'''

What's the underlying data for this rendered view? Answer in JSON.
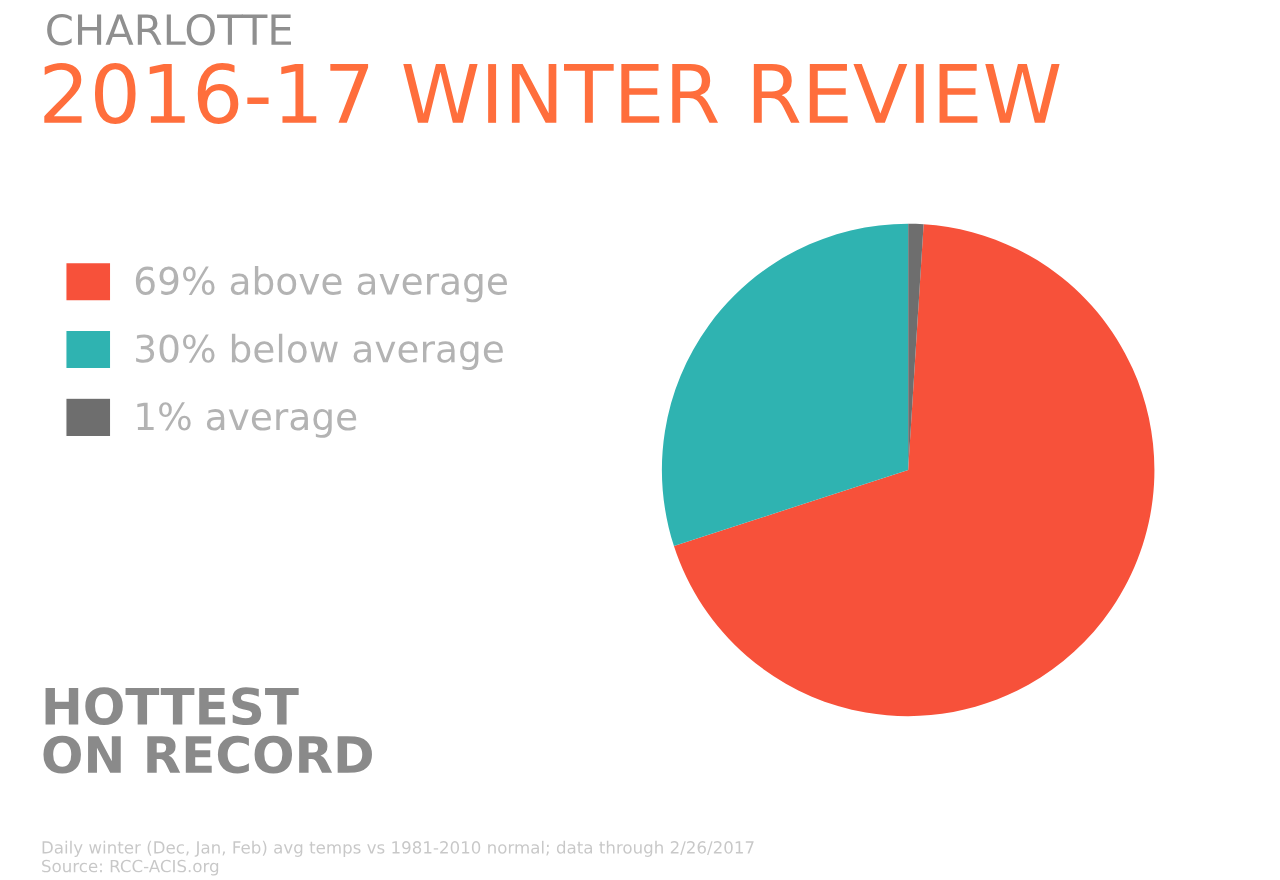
{
  "chart_data": {
    "type": "pie",
    "subtitle": "CHARLOTTE",
    "title": "2016-17 WINTER REVIEW",
    "categories": [
      "69% above average",
      "30% below average",
      "1% average"
    ],
    "values": [
      69,
      30,
      1
    ],
    "colors": [
      "#f7513a",
      "#2fb3b1",
      "#6e6e6e"
    ],
    "legend": "left",
    "annotations": [
      "HOTTEST\nON RECORD",
      "Daily winter (Dec, Jan, Feb) avg temps vs 1981-2010 normal; data through 2/26/2017\nSource: RCC-ACIS.org"
    ]
  }
}
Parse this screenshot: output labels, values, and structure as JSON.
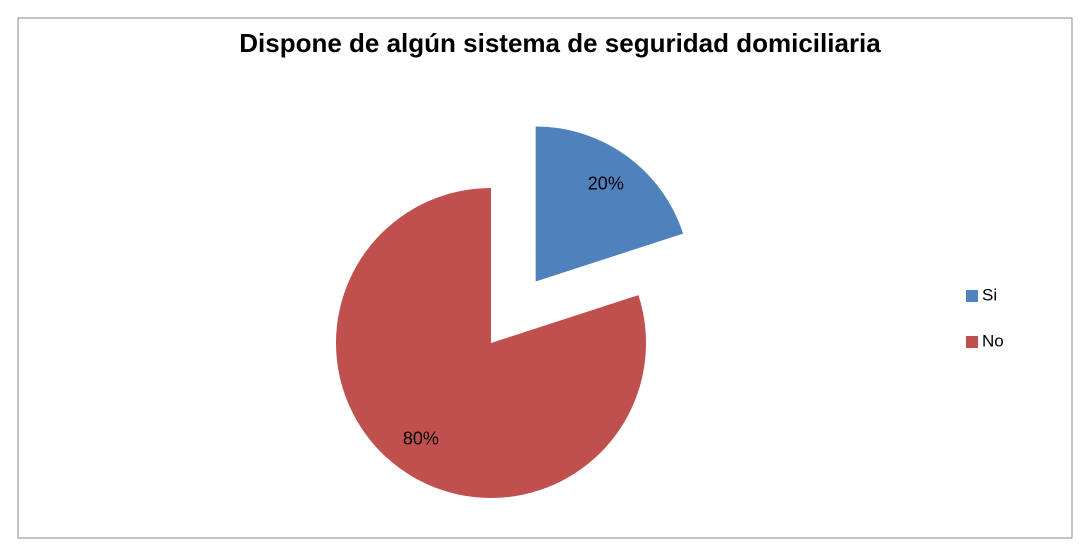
{
  "chart_data": {
    "type": "pie",
    "title": "Dispone de algún sistema de seguridad domiciliaria",
    "categories": [
      "Si",
      "No"
    ],
    "values": [
      20,
      80
    ],
    "value_labels": [
      "20%",
      "80%"
    ],
    "colors": [
      "#4f81bd",
      "#c0504d"
    ],
    "exploded": [
      true,
      false
    ],
    "legend": "right"
  }
}
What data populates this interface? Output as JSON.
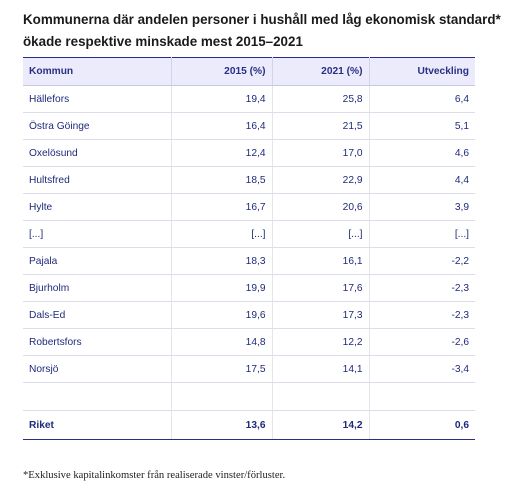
{
  "title": "Kommunerna där andelen personer i hushåll med låg ekonomisk standard* ökade respektive minskade mest 2015–2021",
  "table": {
    "headers": [
      "Kommun",
      "2015 (%)",
      "2021 (%)",
      "Utveckling"
    ],
    "rows": [
      [
        "Hällefors",
        "19,4",
        "25,8",
        "6,4"
      ],
      [
        "Östra Göinge",
        "16,4",
        "21,5",
        "5,1"
      ],
      [
        "Oxelösund",
        "12,4",
        "17,0",
        "4,6"
      ],
      [
        "Hultsfred",
        "18,5",
        "22,9",
        "4,4"
      ],
      [
        "Hylte",
        "16,7",
        "20,6",
        "3,9"
      ],
      [
        "[...]",
        "[...]",
        "[...]",
        "[...]"
      ],
      [
        "Pajala",
        "18,3",
        "16,1",
        "-2,2"
      ],
      [
        "Bjurholm",
        "19,9",
        "17,6",
        "-2,3"
      ],
      [
        "Dals-Ed",
        "19,6",
        "17,3",
        "-2,3"
      ],
      [
        "Robertsfors",
        "14,8",
        "12,2",
        "-2,6"
      ],
      [
        "Norsjö",
        "17,5",
        "14,1",
        "-3,4"
      ]
    ],
    "total": [
      "Riket",
      "13,6",
      "14,2",
      "0,6"
    ]
  },
  "footnote": "*Exklusive kapitalinkomster från realiserade vinster/förluster.",
  "colors": {
    "header_bg": "#ecebfb",
    "header_text": "#2a2f86",
    "cell_text": "#1f2a7a",
    "rule": "#2a2f86"
  }
}
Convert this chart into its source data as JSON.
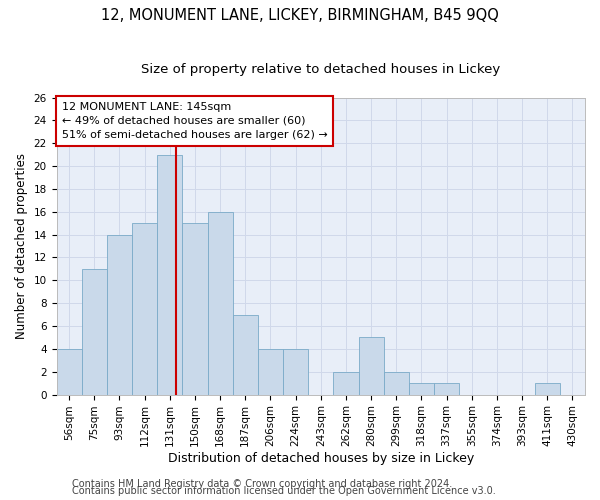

'''

Extract all lines from the material above that include the word "this".

- ANSWER TO THE PROBLEM -
What's the underlying data for this rendered view? Answer in JSON.
Parse this screenshot: output labels, values, and structure as JSON.
What data populates this interface? Output as JSON.
Convert this chart into its source data as JSON.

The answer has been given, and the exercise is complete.